• **RECORDS SUPPLIED**:
○ ○ ○ ○ ○ ○ ○
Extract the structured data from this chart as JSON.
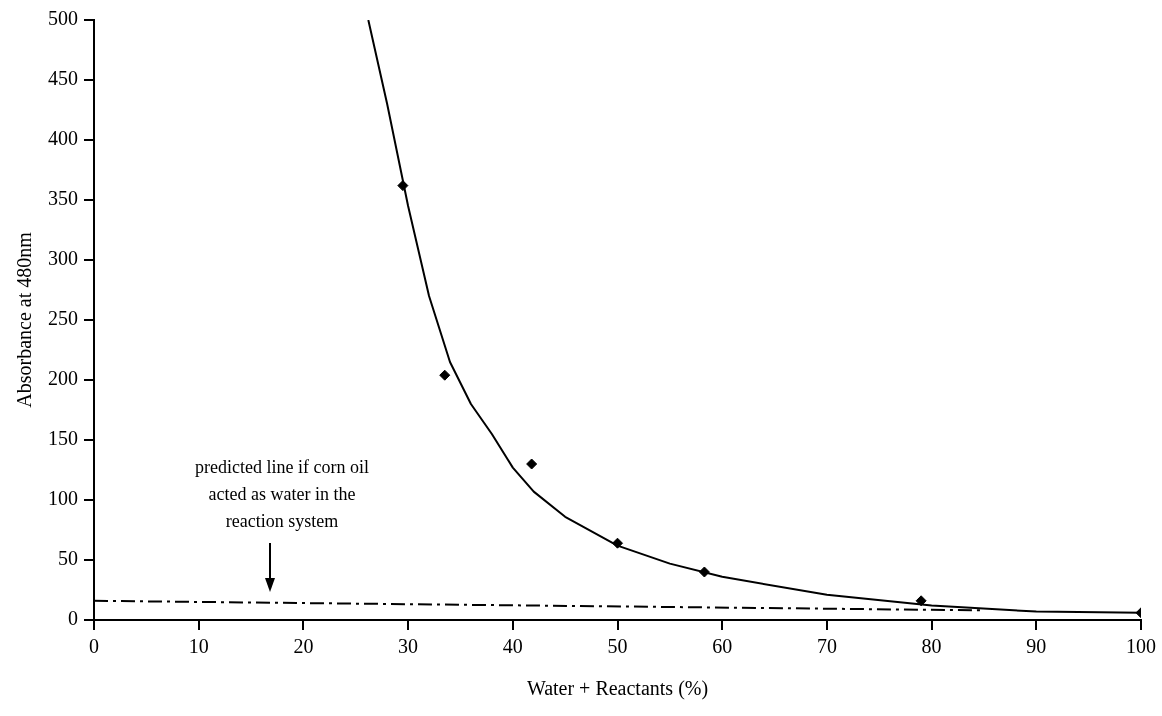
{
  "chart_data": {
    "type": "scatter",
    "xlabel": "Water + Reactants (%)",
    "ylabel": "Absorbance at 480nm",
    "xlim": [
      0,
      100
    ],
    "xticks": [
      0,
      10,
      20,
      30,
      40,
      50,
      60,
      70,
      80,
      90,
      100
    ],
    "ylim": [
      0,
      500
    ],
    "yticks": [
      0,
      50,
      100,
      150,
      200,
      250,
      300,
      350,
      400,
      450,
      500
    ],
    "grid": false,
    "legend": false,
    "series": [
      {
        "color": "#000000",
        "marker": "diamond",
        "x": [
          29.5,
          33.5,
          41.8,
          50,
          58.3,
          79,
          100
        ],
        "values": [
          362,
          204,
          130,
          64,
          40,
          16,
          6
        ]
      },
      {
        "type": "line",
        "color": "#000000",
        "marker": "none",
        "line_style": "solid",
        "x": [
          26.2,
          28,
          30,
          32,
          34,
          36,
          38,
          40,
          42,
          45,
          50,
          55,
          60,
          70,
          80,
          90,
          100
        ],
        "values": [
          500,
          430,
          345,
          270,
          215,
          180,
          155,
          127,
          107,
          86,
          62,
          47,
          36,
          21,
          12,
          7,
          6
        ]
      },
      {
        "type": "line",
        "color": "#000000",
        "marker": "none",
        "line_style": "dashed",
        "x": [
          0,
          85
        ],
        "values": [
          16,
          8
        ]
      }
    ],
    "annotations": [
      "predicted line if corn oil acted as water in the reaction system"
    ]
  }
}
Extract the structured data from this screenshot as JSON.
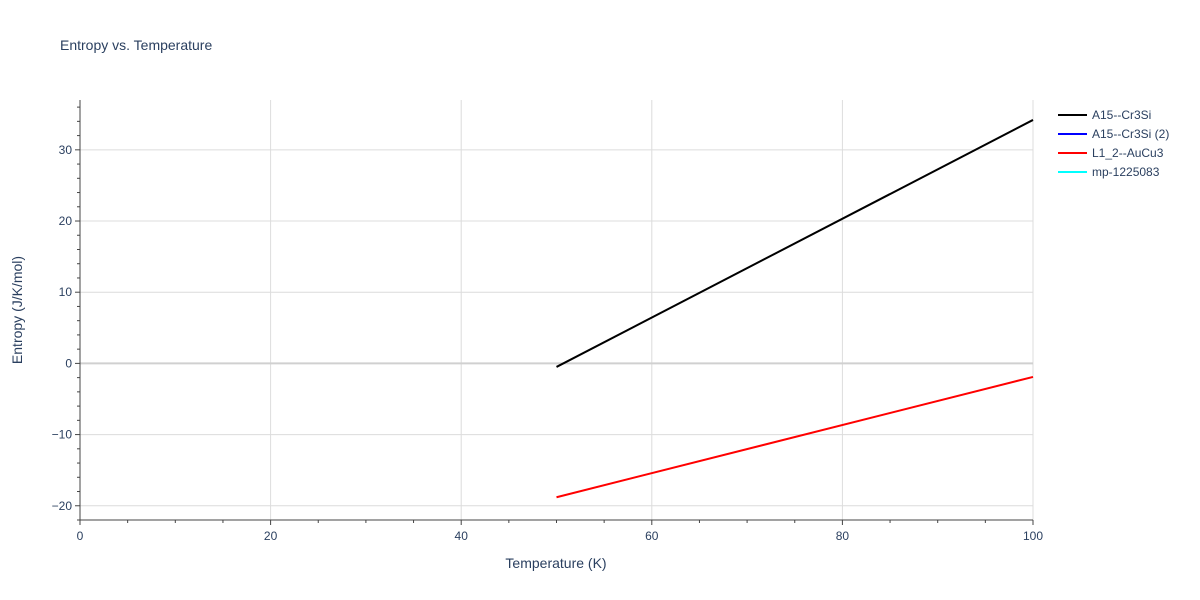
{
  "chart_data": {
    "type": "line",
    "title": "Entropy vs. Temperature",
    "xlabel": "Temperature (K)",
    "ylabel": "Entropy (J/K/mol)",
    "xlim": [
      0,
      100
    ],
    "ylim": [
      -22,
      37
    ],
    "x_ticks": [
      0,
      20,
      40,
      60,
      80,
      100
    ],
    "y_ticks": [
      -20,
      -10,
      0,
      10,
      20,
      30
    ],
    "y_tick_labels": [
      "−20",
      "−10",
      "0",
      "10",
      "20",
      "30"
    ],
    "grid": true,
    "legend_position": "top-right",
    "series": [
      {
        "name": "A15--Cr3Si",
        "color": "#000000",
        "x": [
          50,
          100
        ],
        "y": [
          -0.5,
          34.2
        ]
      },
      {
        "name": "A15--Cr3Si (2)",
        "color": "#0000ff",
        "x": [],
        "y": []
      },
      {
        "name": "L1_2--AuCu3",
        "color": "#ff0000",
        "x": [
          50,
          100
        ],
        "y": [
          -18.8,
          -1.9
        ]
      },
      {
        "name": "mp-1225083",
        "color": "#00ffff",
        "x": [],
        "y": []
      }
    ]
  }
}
○ ○ ○ ○ ○ ○ ○
• **GIVEN PROBLEM**:
Transcribe the entries above verbatim, omitting their pictures.

• **EXERCISE RESPONSE**:
Extract the structured data from this chart as JSON.
{
  "chart_data": {
    "type": "scatter",
    "xlabel": "Water + Reactants (%)",
    "ylabel": "Absorbance at 480nm",
    "xlim": [
      0,
      100
    ],
    "xticks": [
      0,
      10,
      20,
      30,
      40,
      50,
      60,
      70,
      80,
      90,
      100
    ],
    "ylim": [
      0,
      500
    ],
    "yticks": [
      0,
      50,
      100,
      150,
      200,
      250,
      300,
      350,
      400,
      450,
      500
    ],
    "grid": false,
    "legend": false,
    "series": [
      {
        "color": "#000000",
        "marker": "diamond",
        "x": [
          29.5,
          33.5,
          41.8,
          50,
          58.3,
          79,
          100
        ],
        "values": [
          362,
          204,
          130,
          64,
          40,
          16,
          6
        ]
      },
      {
        "type": "line",
        "color": "#000000",
        "marker": "none",
        "line_style": "solid",
        "x": [
          26.2,
          28,
          30,
          32,
          34,
          36,
          38,
          40,
          42,
          45,
          50,
          55,
          60,
          70,
          80,
          90,
          100
        ],
        "values": [
          500,
          430,
          345,
          270,
          215,
          180,
          155,
          127,
          107,
          86,
          62,
          47,
          36,
          21,
          12,
          7,
          6
        ]
      },
      {
        "type": "line",
        "color": "#000000",
        "marker": "none",
        "line_style": "dashed",
        "x": [
          0,
          85
        ],
        "values": [
          16,
          8
        ]
      }
    ],
    "annotations": [
      "predicted line if corn oil acted as water in the reaction system"
    ]
  }
}
Extract the structured data from this screenshot as JSON.
{
  "chart_data": {
    "type": "line",
    "title": "Entropy vs. Temperature",
    "xlabel": "Temperature (K)",
    "ylabel": "Entropy (J/K/mol)",
    "xlim": [
      0,
      100
    ],
    "ylim": [
      -22,
      37
    ],
    "x_ticks": [
      0,
      20,
      40,
      60,
      80,
      100
    ],
    "y_ticks": [
      -20,
      -10,
      0,
      10,
      20,
      30
    ],
    "y_tick_labels": [
      "−20",
      "−10",
      "0",
      "10",
      "20",
      "30"
    ],
    "grid": true,
    "legend_position": "top-right",
    "series": [
      {
        "name": "A15--Cr3Si",
        "color": "#000000",
        "x": [
          50,
          100
        ],
        "y": [
          -0.5,
          34.2
        ]
      },
      {
        "name": "A15--Cr3Si (2)",
        "color": "#0000ff",
        "x": [],
        "y": []
      },
      {
        "name": "L1_2--AuCu3",
        "color": "#ff0000",
        "x": [
          50,
          100
        ],
        "y": [
          -18.8,
          -1.9
        ]
      },
      {
        "name": "mp-1225083",
        "color": "#00ffff",
        "x": [],
        "y": []
      }
    ]
  }
}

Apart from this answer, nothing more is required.